>> START

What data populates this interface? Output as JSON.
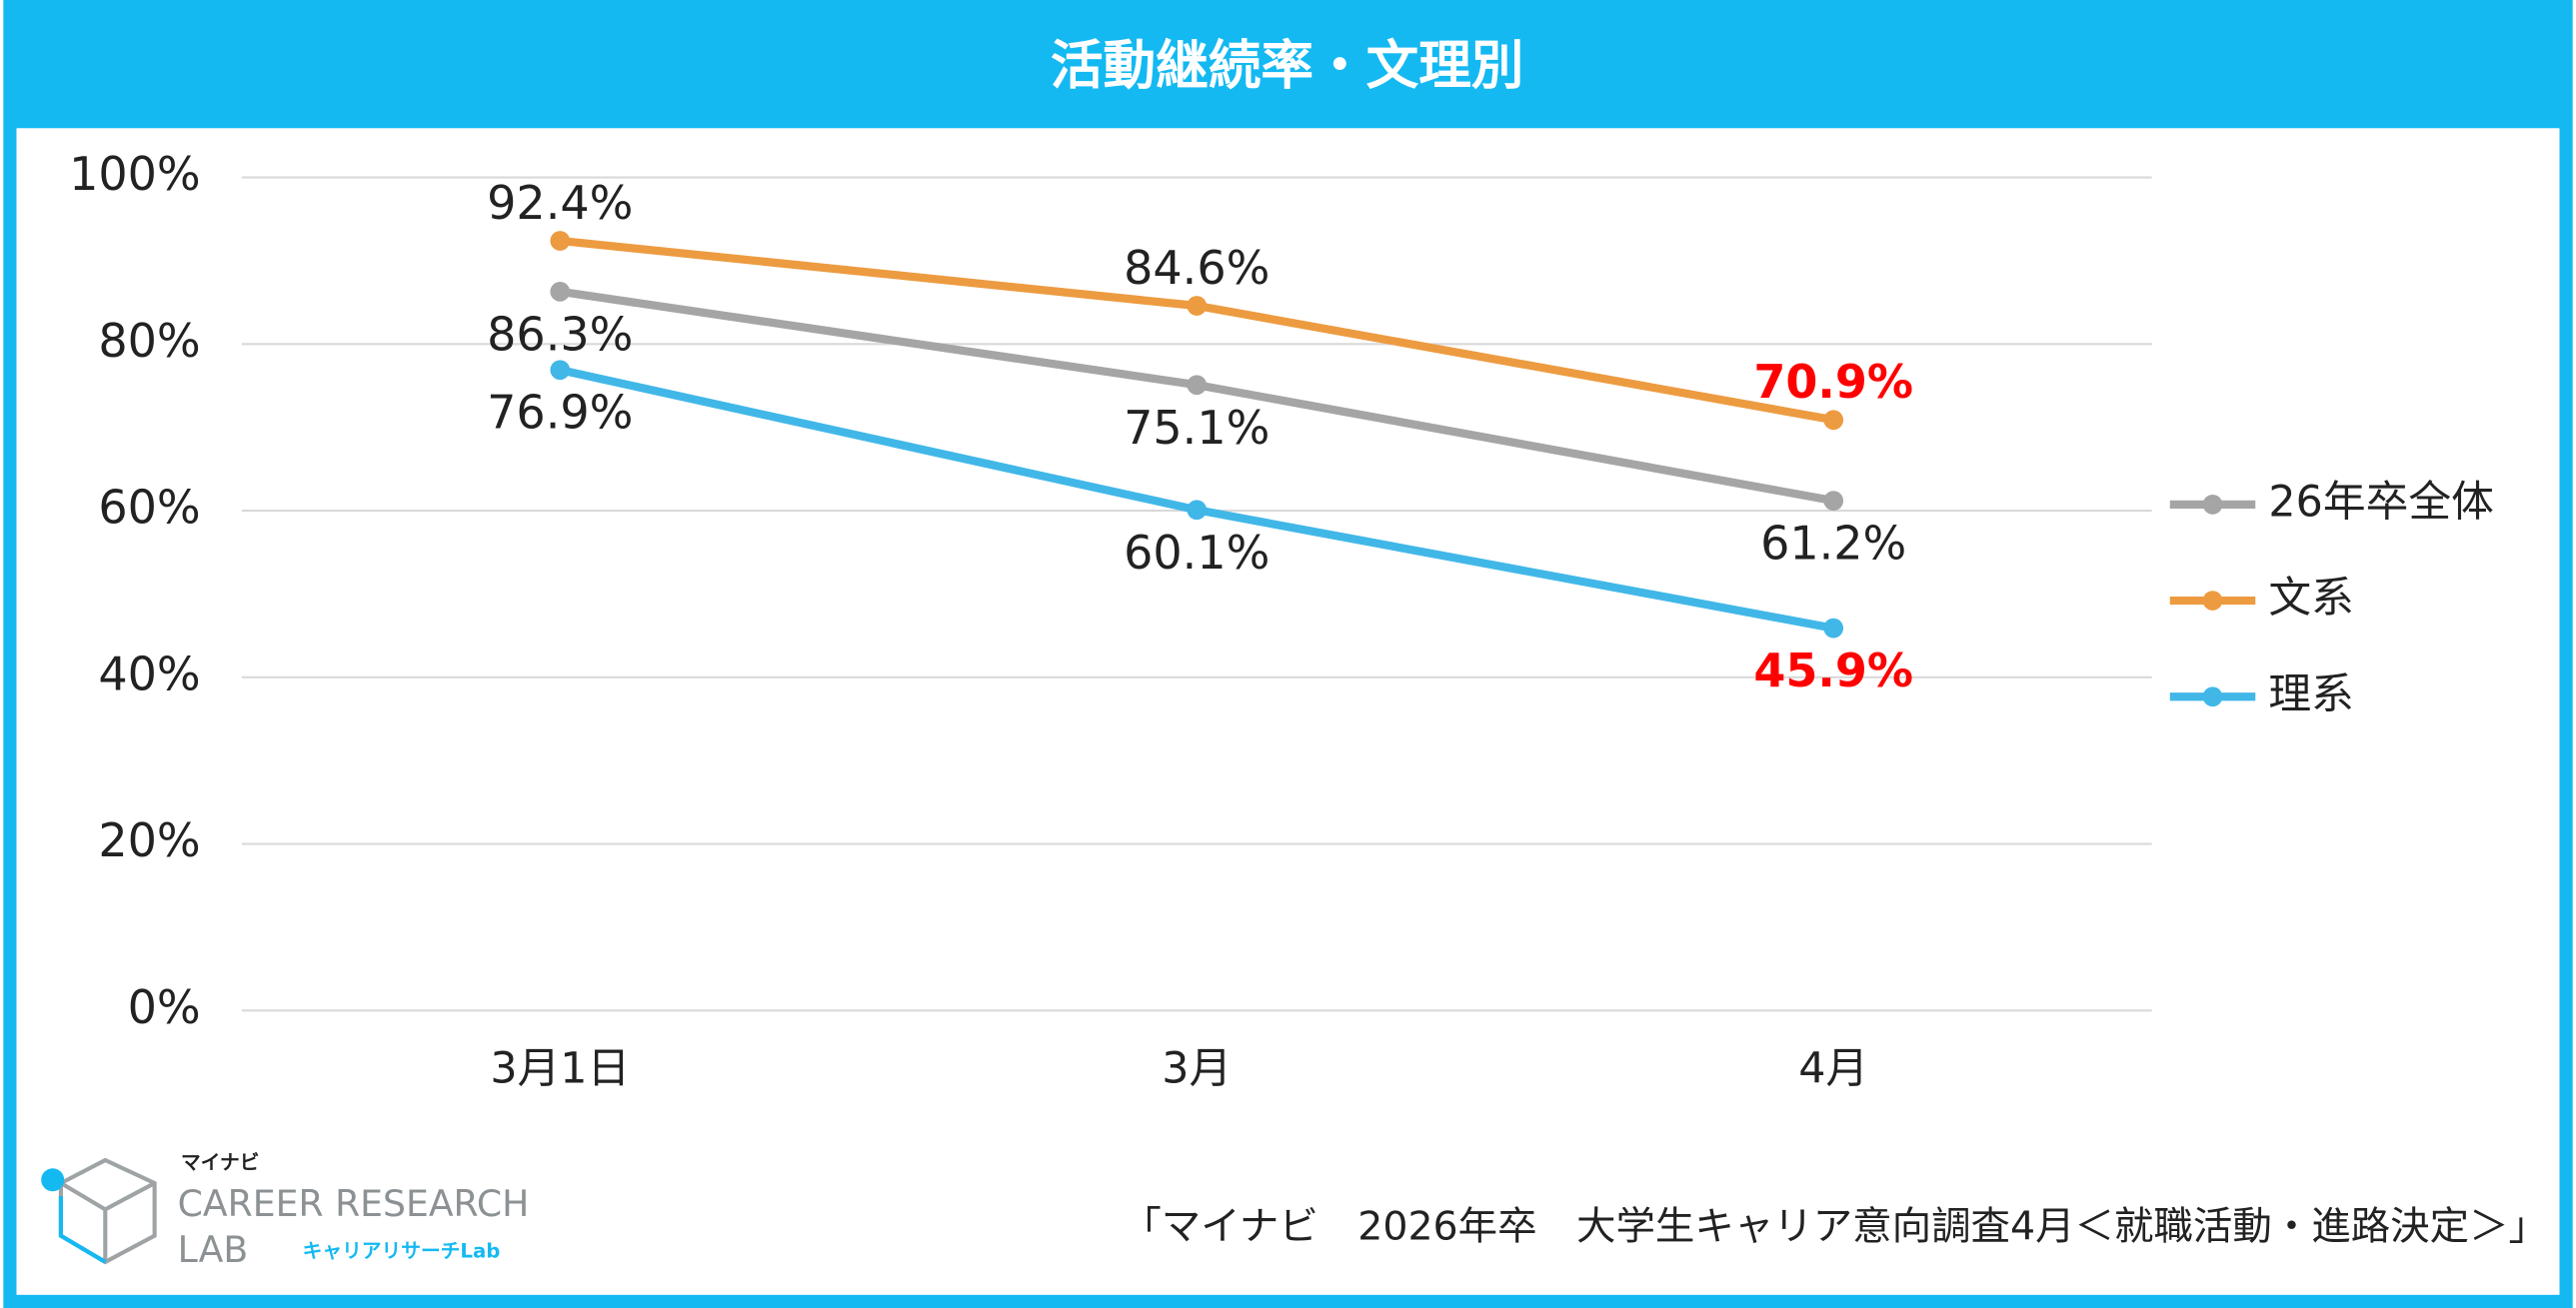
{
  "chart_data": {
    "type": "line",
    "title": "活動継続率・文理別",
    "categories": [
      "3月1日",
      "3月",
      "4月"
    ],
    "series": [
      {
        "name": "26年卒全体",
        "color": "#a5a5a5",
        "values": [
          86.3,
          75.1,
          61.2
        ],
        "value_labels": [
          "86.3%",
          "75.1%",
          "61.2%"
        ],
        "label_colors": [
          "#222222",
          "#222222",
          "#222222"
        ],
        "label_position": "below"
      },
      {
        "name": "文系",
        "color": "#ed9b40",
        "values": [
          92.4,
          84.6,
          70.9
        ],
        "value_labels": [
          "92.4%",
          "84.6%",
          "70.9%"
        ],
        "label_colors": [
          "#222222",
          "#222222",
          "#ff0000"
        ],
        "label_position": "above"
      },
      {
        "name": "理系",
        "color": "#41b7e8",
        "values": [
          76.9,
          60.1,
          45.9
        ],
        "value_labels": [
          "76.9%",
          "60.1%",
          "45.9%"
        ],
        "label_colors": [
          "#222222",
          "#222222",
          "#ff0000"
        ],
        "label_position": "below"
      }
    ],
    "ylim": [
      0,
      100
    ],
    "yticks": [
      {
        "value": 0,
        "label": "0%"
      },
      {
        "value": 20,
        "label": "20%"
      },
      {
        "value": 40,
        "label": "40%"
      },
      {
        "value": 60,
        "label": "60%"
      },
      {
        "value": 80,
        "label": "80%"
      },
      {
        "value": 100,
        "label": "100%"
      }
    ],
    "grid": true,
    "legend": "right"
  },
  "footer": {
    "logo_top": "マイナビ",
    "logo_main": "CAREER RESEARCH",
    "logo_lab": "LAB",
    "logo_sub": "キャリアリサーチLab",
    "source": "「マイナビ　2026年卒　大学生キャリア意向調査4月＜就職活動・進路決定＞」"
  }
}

>> END
>> START

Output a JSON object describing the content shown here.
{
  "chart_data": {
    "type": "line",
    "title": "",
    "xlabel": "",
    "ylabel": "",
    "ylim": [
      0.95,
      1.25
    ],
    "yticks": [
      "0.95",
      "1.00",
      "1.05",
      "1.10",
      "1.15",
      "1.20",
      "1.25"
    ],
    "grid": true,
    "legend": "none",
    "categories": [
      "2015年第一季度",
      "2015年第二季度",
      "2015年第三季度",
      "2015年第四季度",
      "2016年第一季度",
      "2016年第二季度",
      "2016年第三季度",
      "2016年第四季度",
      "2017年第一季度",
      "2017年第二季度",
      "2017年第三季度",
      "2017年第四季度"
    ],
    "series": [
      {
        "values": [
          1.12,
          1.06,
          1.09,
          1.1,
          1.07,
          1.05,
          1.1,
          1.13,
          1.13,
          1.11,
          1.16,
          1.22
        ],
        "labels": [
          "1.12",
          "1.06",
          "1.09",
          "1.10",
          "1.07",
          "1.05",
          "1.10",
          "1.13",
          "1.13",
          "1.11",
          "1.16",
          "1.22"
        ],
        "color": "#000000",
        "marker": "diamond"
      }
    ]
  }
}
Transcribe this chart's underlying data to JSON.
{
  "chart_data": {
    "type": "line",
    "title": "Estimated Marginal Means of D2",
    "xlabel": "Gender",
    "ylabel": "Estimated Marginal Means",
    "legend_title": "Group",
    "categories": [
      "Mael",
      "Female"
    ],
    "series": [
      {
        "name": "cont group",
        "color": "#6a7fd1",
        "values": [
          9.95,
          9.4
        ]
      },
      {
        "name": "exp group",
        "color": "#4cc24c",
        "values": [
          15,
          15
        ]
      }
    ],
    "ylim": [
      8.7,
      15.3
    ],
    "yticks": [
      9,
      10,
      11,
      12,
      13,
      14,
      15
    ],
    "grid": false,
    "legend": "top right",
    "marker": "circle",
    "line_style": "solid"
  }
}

>> END

**Directions for this task**
Among the records above, how many lines carry the string "JSON"? Reply with the number alone.

**Finished exercise**
3